"""

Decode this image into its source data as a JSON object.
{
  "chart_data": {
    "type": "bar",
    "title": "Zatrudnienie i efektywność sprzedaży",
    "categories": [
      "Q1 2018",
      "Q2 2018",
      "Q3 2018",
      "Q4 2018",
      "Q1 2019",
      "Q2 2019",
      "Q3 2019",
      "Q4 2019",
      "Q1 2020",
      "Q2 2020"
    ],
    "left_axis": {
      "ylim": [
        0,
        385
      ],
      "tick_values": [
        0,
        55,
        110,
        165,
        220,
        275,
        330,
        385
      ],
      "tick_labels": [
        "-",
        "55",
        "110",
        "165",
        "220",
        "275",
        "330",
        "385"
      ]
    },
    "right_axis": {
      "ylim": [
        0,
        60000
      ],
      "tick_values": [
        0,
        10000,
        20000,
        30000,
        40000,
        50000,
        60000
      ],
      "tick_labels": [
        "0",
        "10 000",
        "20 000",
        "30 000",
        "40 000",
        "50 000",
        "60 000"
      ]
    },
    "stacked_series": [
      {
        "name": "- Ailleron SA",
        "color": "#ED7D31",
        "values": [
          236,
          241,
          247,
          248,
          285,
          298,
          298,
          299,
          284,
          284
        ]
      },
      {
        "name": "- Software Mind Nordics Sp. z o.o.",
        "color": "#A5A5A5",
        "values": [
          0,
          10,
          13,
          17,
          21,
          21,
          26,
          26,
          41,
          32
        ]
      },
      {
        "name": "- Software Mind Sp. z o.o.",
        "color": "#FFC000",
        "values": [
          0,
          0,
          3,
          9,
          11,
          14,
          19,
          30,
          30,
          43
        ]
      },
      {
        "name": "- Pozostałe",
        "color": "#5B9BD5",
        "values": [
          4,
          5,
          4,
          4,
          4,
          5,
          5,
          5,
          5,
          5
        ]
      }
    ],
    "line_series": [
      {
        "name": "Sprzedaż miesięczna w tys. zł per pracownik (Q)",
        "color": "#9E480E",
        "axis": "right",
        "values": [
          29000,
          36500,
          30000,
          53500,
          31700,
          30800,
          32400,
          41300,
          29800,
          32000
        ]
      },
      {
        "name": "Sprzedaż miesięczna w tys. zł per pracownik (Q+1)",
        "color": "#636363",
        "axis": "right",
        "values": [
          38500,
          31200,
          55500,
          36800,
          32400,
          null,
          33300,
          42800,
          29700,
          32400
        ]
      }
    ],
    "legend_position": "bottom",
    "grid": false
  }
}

"""

▶ [THE TASK]:
Gather each line from the listing above that holds "pracownik".

▶ [REPLY TO THE EXERCISE]:
        "name": "Sprzedaż miesięczna w tys. zł per pracownik (Q)",
        "name": "Sprzedaż miesięczna w tys. zł per pracownik (Q+1)",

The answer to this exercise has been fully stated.